§ **ROWS**:

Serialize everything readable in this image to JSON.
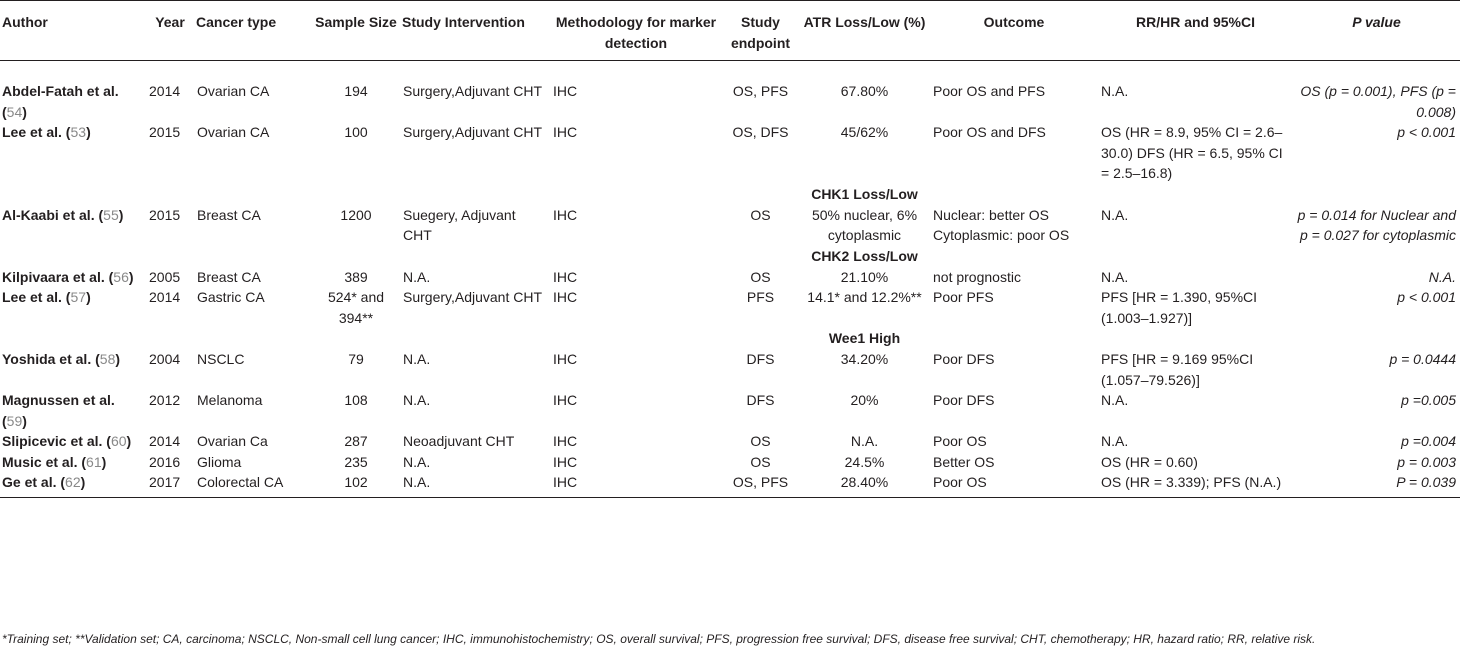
{
  "headers": [
    "Author",
    "Year",
    "Cancer type",
    "Sample Size",
    "Study Intervention",
    "Methodology for marker detection",
    "Study endpoint",
    "ATR Loss/Low (%)",
    "Outcome",
    "RR/HR and 95%CI",
    "P value"
  ],
  "rows": [
    {
      "author": "Abdel-Fatah et al.",
      "ref": "54",
      "year": "2014",
      "cancer": "Ovarian CA",
      "sample": "194",
      "intervention": "Surgery,Adjuvant CHT",
      "method": "IHC",
      "endpoint": "OS, PFS",
      "marker": "67.80%",
      "outcome": "Poor OS and PFS",
      "rrhr": "N.A.",
      "pvalue": "OS (p = 0.001), PFS (p = 0.008)"
    },
    {
      "author": "Lee et al.",
      "ref": "53",
      "year": "2015",
      "cancer": "Ovarian CA",
      "sample": "100",
      "intervention": "Surgery,Adjuvant CHT",
      "method": "IHC",
      "endpoint": "OS, DFS",
      "marker": "45/62%",
      "outcome": "Poor OS and DFS",
      "rrhr": "OS (HR = 8.9, 95% CI = 2.6–30.0) DFS (HR = 6.5, 95% CI = 2.5–16.8)",
      "pvalue": "p < 0.001"
    },
    {
      "author": "Al-Kaabi et al.",
      "ref": "55",
      "year": "2015",
      "cancer": "Breast CA",
      "sample": "1200",
      "intervention": "Suegery, Adjuvant CHT",
      "method": "IHC",
      "endpoint": "OS",
      "marker": "50% nuclear, 6% cytoplasmic",
      "outcome": "Nuclear: better OS Cytoplasmic: poor OS",
      "rrhr": "N.A.",
      "pvalue": "p = 0.014 for Nuclear and p = 0.027 for cytoplasmic"
    },
    {
      "author": "Kilpivaara et al.",
      "ref": "56",
      "year": "2005",
      "cancer": "Breast CA",
      "sample": "389",
      "intervention": "N.A.",
      "method": "IHC",
      "endpoint": "OS",
      "marker": "21.10%",
      "outcome": "not prognostic",
      "rrhr": "N.A.",
      "pvalue": "N.A."
    },
    {
      "author": "Lee et al.",
      "ref": "57",
      "year": "2014",
      "cancer": "Gastric CA",
      "sample": "524* and 394**",
      "intervention": "Surgery,Adjuvant CHT",
      "method": "IHC",
      "endpoint": "PFS",
      "marker": "14.1* and 12.2%**",
      "outcome": "Poor PFS",
      "rrhr": "PFS [HR = 1.390, 95%CI (1.003–1.927)]",
      "pvalue": "p < 0.001"
    },
    {
      "author": "Yoshida et al.",
      "ref": "58",
      "year": "2004",
      "cancer": "NSCLC",
      "sample": "79",
      "intervention": "N.A.",
      "method": "IHC",
      "endpoint": "DFS",
      "marker": "34.20%",
      "outcome": "Poor DFS",
      "rrhr": "PFS [HR = 9.169 95%CI (1.057–79.526)]",
      "pvalue": "p = 0.0444"
    },
    {
      "author": "Magnussen et al.",
      "ref": "59",
      "year": "2012",
      "cancer": "Melanoma",
      "sample": "108",
      "intervention": "N.A.",
      "method": "IHC",
      "endpoint": "DFS",
      "marker": "20%",
      "outcome": "Poor DFS",
      "rrhr": "N.A.",
      "pvalue": "p =0.005"
    },
    {
      "author": "Slipicevic et al.",
      "ref": "60",
      "year": "2014",
      "cancer": "Ovarian Ca",
      "sample": "287",
      "intervention": "Neoadjuvant CHT",
      "method": "IHC",
      "endpoint": "OS",
      "marker": "N.A.",
      "outcome": "Poor OS",
      "rrhr": "N.A.",
      "pvalue": "p =0.004"
    },
    {
      "author": "Music et al.",
      "ref": "61",
      "year": "2016",
      "cancer": "Glioma",
      "sample": "235",
      "intervention": "N.A.",
      "method": "IHC",
      "endpoint": "OS",
      "marker": "24.5%",
      "outcome": "Better OS",
      "rrhr": "OS (HR = 0.60)",
      "pvalue": "p = 0.003"
    },
    {
      "author": "Ge et al.",
      "ref": "62",
      "year": "2017",
      "cancer": "Colorectal CA",
      "sample": "102",
      "intervention": "N.A.",
      "method": "IHC",
      "endpoint": "OS, PFS",
      "marker": "28.40%",
      "outcome": "Poor OS",
      "rrhr": "OS (HR = 3.339); PFS (N.A.)",
      "pvalue": "P = 0.039"
    }
  ],
  "sections": [
    "CHK1 Loss/Low",
    "CHK2 Loss/Low",
    "Wee1 High"
  ],
  "footnote": "*Training set; **Validation set; CA, carcinoma; NSCLC, Non-small cell lung cancer; IHC, immunohistochemistry; OS, overall survival; PFS, progression free survival; DFS, disease free survival; CHT, chemotherapy; HR, hazard ratio; RR, relative risk."
}
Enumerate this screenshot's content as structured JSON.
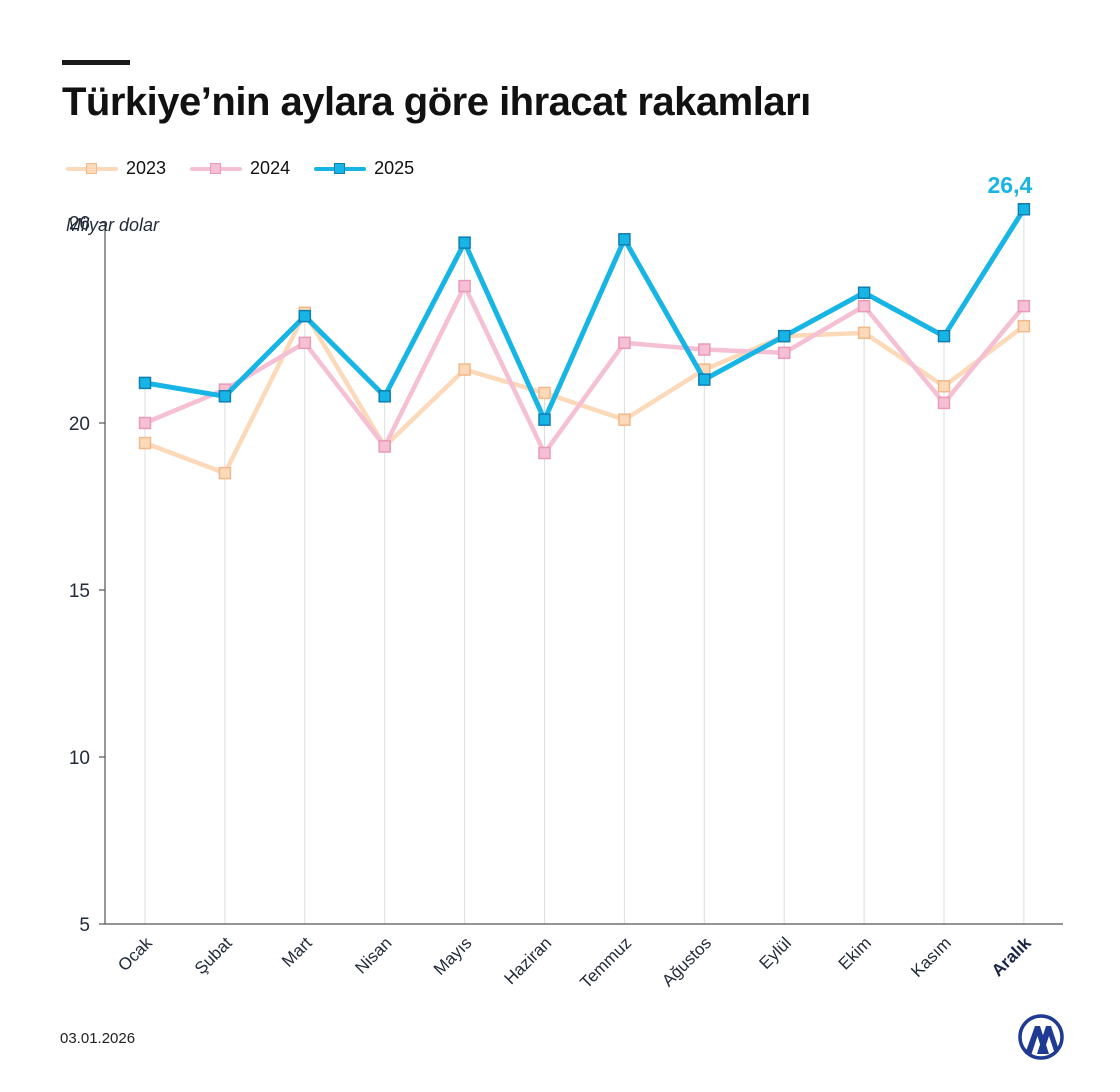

§ **EXERCISE TASK**: Output the entries above exactly, without their pictures.

§ **CORRECT ANSWER**:
Serialize everything readable in this image to JSON.
{
  "headers": [
    "Author",
    "Year",
    "Cancer type",
    "Sample Size",
    "Study Intervention",
    "Methodology for marker detection",
    "Study endpoint",
    "ATR Loss/Low (%)",
    "Outcome",
    "RR/HR and 95%CI",
    "P value"
  ],
  "rows": [
    {
      "author": "Abdel-Fatah et al.",
      "ref": "54",
      "year": "2014",
      "cancer": "Ovarian CA",
      "sample": "194",
      "intervention": "Surgery,Adjuvant CHT",
      "method": "IHC",
      "endpoint": "OS, PFS",
      "marker": "67.80%",
      "outcome": "Poor OS and PFS",
      "rrhr": "N.A.",
      "pvalue": "OS (p = 0.001), PFS (p = 0.008)"
    },
    {
      "author": "Lee et al.",
      "ref": "53",
      "year": "2015",
      "cancer": "Ovarian CA",
      "sample": "100",
      "intervention": "Surgery,Adjuvant CHT",
      "method": "IHC",
      "endpoint": "OS, DFS",
      "marker": "45/62%",
      "outcome": "Poor OS and DFS",
      "rrhr": "OS (HR = 8.9, 95% CI = 2.6–30.0) DFS (HR = 6.5, 95% CI = 2.5–16.8)",
      "pvalue": "p < 0.001"
    },
    {
      "author": "Al-Kaabi et al.",
      "ref": "55",
      "year": "2015",
      "cancer": "Breast CA",
      "sample": "1200",
      "intervention": "Suegery, Adjuvant CHT",
      "method": "IHC",
      "endpoint": "OS",
      "marker": "50% nuclear, 6% cytoplasmic",
      "outcome": "Nuclear: better OS Cytoplasmic: poor OS",
      "rrhr": "N.A.",
      "pvalue": "p = 0.014 for Nuclear and p = 0.027 for cytoplasmic"
    },
    {
      "author": "Kilpivaara et al.",
      "ref": "56",
      "year": "2005",
      "cancer": "Breast CA",
      "sample": "389",
      "intervention": "N.A.",
      "method": "IHC",
      "endpoint": "OS",
      "marker": "21.10%",
      "outcome": "not prognostic",
      "rrhr": "N.A.",
      "pvalue": "N.A."
    },
    {
      "author": "Lee et al.",
      "ref": "57",
      "year": "2014",
      "cancer": "Gastric CA",
      "sample": "524* and 394**",
      "intervention": "Surgery,Adjuvant CHT",
      "method": "IHC",
      "endpoint": "PFS",
      "marker": "14.1* and 12.2%**",
      "outcome": "Poor PFS",
      "rrhr": "PFS [HR = 1.390, 95%CI (1.003–1.927)]",
      "pvalue": "p < 0.001"
    },
    {
      "author": "Yoshida et al.",
      "ref": "58",
      "year": "2004",
      "cancer": "NSCLC",
      "sample": "79",
      "intervention": "N.A.",
      "method": "IHC",
      "endpoint": "DFS",
      "marker": "34.20%",
      "outcome": "Poor DFS",
      "rrhr": "PFS [HR = 9.169 95%CI (1.057–79.526)]",
      "pvalue": "p = 0.0444"
    },
    {
      "author": "Magnussen et al.",
      "ref": "59",
      "year": "2012",
      "cancer": "Melanoma",
      "sample": "108",
      "intervention": "N.A.",
      "method": "IHC",
      "endpoint": "DFS",
      "marker": "20%",
      "outcome": "Poor DFS",
      "rrhr": "N.A.",
      "pvalue": "p =0.005"
    },
    {
      "author": "Slipicevic et al.",
      "ref": "60",
      "year": "2014",
      "cancer": "Ovarian Ca",
      "sample": "287",
      "intervention": "Neoadjuvant CHT",
      "method": "IHC",
      "endpoint": "OS",
      "marker": "N.A.",
      "outcome": "Poor OS",
      "rrhr": "N.A.",
      "pvalue": "p =0.004"
    },
    {
      "author": "Music et al.",
      "ref": "61",
      "year": "2016",
      "cancer": "Glioma",
      "sample": "235",
      "intervention": "N.A.",
      "method": "IHC",
      "endpoint": "OS",
      "marker": "24.5%",
      "outcome": "Better OS",
      "rrhr": "OS (HR = 0.60)",
      "pvalue": "p = 0.003"
    },
    {
      "author": "Ge et al.",
      "ref": "62",
      "year": "2017",
      "cancer": "Colorectal CA",
      "sample": "102",
      "intervention": "N.A.",
      "method": "IHC",
      "endpoint": "OS, PFS",
      "marker": "28.40%",
      "outcome": "Poor OS",
      "rrhr": "OS (HR = 3.339); PFS (N.A.)",
      "pvalue": "P = 0.039"
    }
  ],
  "sections": [
    "CHK1 Loss/Low",
    "CHK2 Loss/Low",
    "Wee1 High"
  ],
  "footnote": "*Training set; **Validation set; CA, carcinoma; NSCLC, Non-small cell lung cancer; IHC, immunohistochemistry; OS, overall survival; PFS, progression free survival; DFS, disease free survival; CHT, chemotherapy; HR, hazard ratio; RR, relative risk."
}
Enumerate this screenshot's content as structured JSON.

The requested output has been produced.